§ 任务要求
把下面讲分区表静态剪枝的文字,从"对于检索条件中分区键上带有常"开始,一直到"1. 支持分区类型:范围分区、哈希分区、列表分区。"为止,重新写一遍,并把其中的"分区键"全部改名为"分区列"。

§ 所给文字

---+---

更新时间:2024-10-31 GMT+08:00
分享

分区表静态剪枝

对于检索条件中分区键上带有常数的分区表查询语句,在优化器阶段将对indexscan、bitmap indexscan、indexonlyscan等算子中包含的检索条件作为剪枝条件,完成分区的筛选。算子包含的检索条件中需要至少包含一个分区键字段,对于含有多个分区键的分区表,包含任意分区键子集即可。

静态剪枝支持范围如下所示:
  1. 支持分区类型:范围分区、哈希分区、列表分区。
  2. 支持表达式类型:比较表达式(<,<=,=,>=,>)、逻辑表达式、数组表达式。
  • 目前静态剪枝不支持子查询表达式。
  • 为了支持分区表剪枝,在计划生成时会将分区键上的过滤条件强制转换为分区键类型,和隐式类型转换规则存在差异,可能导致相同条件在分区键上转换报错,非分区键上无报错。
  • 静态剪枝支持的典型场景具体示例如下:
    1. 比较表达式
      --创建分区表
      gaussdb=# CREATE TABLE t1 (c1 int, c2 int)
      PARTITION BY RANGE (c1)
      (
          PARTITION p1 VALUES LESS THAN(10),
          PARTITION p2 VALUES LESS THAN(20),
          PARTITION p3 VALUES LESS THAN(MAXVALUE)

---+---

§ 所给数据行
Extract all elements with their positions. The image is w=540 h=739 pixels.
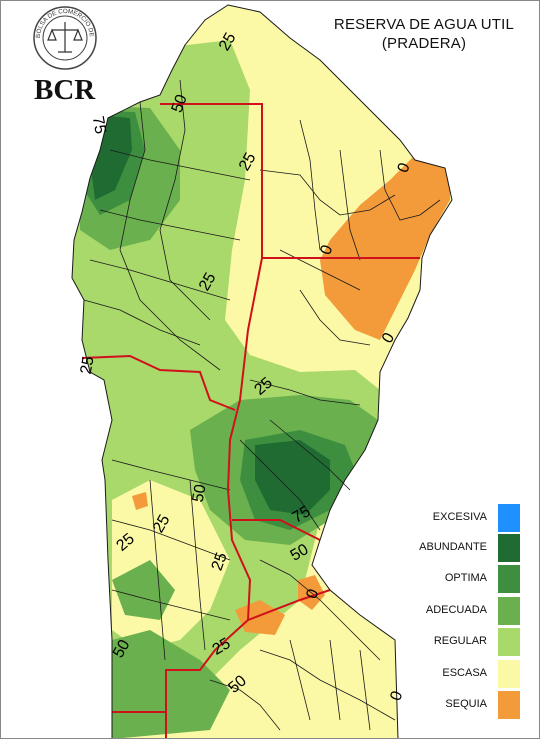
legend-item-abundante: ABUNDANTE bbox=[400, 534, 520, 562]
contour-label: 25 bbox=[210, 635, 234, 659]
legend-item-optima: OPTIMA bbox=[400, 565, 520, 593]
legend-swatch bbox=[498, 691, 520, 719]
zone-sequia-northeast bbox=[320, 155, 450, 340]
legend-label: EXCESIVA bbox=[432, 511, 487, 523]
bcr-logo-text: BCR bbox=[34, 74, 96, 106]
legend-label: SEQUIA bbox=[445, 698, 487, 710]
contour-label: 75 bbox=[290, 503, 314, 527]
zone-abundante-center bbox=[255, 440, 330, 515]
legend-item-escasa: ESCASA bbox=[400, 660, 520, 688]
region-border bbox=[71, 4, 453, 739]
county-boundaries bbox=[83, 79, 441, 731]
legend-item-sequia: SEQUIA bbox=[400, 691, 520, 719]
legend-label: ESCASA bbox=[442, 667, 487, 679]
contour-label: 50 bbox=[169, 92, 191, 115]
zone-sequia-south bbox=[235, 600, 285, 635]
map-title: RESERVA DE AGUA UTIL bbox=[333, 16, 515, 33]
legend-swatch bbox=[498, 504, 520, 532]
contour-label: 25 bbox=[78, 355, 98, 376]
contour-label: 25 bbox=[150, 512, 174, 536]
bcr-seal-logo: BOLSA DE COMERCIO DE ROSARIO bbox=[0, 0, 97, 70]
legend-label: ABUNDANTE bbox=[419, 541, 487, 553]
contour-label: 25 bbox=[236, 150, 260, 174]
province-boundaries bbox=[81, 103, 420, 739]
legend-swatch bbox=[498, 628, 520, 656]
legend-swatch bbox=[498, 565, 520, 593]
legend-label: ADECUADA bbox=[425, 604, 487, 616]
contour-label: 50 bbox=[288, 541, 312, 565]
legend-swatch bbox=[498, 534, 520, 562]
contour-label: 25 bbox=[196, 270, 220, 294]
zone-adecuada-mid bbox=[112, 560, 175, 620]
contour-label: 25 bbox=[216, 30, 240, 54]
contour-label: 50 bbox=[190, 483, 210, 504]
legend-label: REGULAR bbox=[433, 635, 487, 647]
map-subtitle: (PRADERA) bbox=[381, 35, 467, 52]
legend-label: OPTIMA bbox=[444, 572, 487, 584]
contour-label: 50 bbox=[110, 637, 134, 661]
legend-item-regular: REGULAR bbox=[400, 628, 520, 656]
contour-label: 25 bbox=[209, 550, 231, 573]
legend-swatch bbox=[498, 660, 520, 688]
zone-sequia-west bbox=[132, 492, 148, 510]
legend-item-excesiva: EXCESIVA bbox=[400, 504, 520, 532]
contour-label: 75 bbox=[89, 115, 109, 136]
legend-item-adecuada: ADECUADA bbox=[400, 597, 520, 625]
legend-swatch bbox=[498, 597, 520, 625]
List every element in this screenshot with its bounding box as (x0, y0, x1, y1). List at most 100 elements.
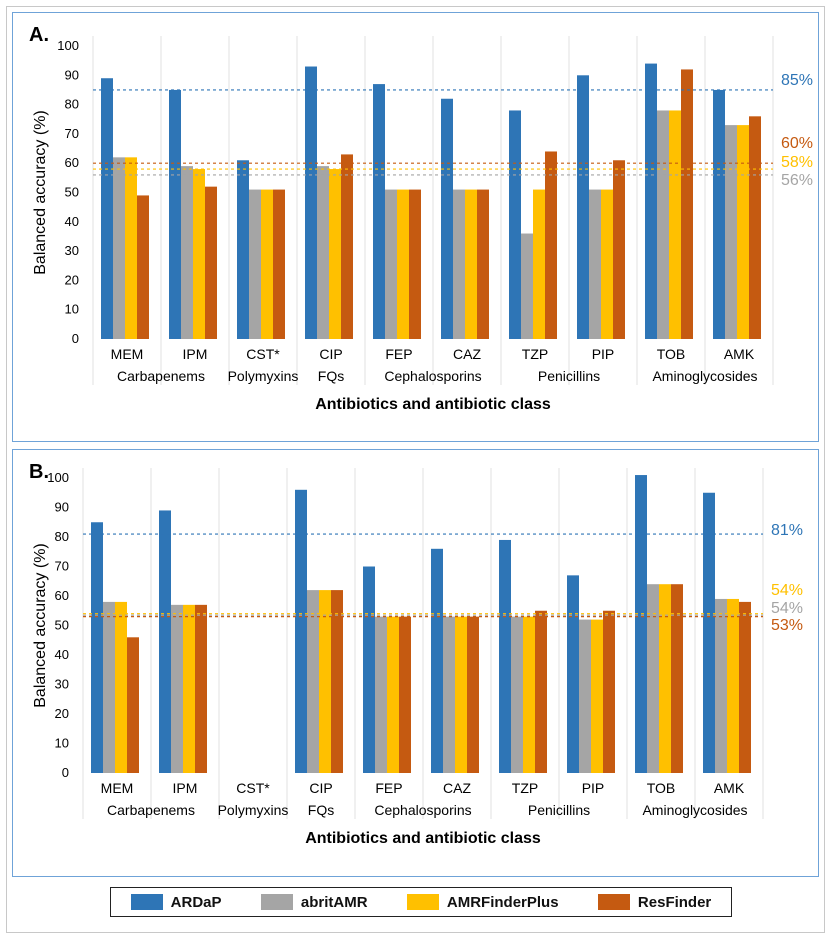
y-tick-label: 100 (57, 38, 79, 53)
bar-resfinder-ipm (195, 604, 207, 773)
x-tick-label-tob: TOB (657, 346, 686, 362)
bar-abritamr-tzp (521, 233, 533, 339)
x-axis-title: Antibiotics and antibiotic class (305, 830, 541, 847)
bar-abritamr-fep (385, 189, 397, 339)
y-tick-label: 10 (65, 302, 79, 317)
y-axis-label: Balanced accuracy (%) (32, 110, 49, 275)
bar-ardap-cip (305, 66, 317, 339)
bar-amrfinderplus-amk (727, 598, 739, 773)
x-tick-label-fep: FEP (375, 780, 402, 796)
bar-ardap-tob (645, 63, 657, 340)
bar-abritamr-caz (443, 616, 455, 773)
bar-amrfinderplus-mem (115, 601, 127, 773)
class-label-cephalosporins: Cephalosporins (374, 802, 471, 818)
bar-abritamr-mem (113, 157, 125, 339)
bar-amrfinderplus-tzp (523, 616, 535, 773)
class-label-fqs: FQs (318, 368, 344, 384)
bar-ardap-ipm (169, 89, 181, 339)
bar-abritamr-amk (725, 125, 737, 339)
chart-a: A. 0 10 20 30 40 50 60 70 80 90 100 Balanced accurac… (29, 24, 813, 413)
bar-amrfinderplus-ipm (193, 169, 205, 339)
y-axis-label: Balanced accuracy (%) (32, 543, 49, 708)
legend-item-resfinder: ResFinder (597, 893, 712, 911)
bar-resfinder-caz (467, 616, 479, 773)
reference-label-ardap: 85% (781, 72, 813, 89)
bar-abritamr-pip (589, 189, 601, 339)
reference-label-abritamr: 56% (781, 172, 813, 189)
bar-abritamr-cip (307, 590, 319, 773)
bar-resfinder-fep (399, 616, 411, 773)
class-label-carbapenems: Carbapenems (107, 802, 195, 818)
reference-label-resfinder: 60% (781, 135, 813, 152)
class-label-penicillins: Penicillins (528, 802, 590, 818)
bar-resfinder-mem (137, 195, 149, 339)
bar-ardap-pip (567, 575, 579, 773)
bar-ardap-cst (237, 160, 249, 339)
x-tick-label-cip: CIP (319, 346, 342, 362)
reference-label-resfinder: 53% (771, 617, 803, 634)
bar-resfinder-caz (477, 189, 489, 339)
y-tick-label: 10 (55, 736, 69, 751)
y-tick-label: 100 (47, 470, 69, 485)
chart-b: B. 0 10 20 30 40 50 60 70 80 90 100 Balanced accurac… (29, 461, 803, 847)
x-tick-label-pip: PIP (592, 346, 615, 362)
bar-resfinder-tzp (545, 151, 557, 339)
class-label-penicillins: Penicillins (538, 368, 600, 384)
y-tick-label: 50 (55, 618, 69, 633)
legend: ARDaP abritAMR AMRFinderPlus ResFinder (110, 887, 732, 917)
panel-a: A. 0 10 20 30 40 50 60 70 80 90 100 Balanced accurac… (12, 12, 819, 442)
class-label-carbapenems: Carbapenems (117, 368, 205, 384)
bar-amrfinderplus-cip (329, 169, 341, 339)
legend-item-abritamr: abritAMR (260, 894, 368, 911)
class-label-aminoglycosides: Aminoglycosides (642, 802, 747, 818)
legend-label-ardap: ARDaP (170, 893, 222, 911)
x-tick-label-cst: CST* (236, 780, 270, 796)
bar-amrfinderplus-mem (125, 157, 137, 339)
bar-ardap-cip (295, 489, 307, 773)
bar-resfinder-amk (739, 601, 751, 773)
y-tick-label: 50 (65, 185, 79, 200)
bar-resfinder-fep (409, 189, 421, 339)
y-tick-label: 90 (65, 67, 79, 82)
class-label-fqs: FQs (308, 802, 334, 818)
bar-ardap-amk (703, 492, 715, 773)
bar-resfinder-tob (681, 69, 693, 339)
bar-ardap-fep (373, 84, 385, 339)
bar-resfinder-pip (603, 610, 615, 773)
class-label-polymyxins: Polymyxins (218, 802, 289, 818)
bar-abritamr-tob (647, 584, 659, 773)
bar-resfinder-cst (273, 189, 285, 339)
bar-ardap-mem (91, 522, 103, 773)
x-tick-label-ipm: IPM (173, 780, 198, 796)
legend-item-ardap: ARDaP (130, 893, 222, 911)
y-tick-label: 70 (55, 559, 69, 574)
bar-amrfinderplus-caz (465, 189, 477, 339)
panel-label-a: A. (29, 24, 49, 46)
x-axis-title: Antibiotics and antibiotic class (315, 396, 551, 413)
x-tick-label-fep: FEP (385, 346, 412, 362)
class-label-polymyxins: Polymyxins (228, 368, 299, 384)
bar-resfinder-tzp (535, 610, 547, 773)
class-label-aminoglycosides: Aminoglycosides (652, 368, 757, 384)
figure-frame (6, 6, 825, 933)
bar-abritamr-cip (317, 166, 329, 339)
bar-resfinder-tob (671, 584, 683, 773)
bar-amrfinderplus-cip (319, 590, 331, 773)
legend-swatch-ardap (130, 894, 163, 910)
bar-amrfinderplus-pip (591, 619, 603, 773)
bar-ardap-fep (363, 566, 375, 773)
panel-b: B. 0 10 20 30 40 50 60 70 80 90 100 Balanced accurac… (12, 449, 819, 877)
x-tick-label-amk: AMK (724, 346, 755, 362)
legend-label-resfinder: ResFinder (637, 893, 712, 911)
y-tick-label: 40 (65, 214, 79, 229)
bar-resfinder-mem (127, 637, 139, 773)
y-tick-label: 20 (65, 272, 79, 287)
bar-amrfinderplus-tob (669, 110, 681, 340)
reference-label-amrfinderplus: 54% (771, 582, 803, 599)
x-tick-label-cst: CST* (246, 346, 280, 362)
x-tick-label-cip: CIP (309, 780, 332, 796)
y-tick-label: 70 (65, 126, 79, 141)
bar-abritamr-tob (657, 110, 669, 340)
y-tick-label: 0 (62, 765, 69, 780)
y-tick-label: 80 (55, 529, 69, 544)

---+---

§ 作答
对于检索条件中分区列上带有常数的分区表查询语句,在优化器阶段将对indexscan、bitmap indexscan、indexonlyscan等算子中包含的检索条件作为剪枝条件,完成分区的筛选。算子包含的检索条件中需要至少包含一个分区列字段,对于含有多个分区列的分区表,包含任意分区列子集即可。

静态剪枝支持范围如下所示:
  1. 支持分区类型:范围分区、哈希分区、列表分区。